Stored data
_____
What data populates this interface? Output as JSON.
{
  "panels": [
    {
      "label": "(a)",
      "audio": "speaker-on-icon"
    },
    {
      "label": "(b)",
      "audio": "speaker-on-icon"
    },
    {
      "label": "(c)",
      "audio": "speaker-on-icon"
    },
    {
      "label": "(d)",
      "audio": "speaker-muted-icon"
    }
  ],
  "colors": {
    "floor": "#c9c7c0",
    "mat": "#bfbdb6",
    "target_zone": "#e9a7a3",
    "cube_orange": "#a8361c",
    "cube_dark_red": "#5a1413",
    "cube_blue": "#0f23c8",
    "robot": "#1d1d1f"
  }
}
_____
• WHAT THE TASK ASKS: Reproduce every line above without error.

• THE RESULT:
What data populates this interface? Output as JSON.
{
  "panels": [
    {
      "label": "(a)",
      "audio": "speaker-on-icon"
    },
    {
      "label": "(b)",
      "audio": "speaker-on-icon"
    },
    {
      "label": "(c)",
      "audio": "speaker-on-icon"
    },
    {
      "label": "(d)",
      "audio": "speaker-muted-icon"
    }
  ],
  "colors": {
    "floor": "#c9c7c0",
    "mat": "#bfbdb6",
    "target_zone": "#e9a7a3",
    "cube_orange": "#a8361c",
    "cube_dark_red": "#5a1413",
    "cube_blue": "#0f23c8",
    "robot": "#1d1d1f"
  }
}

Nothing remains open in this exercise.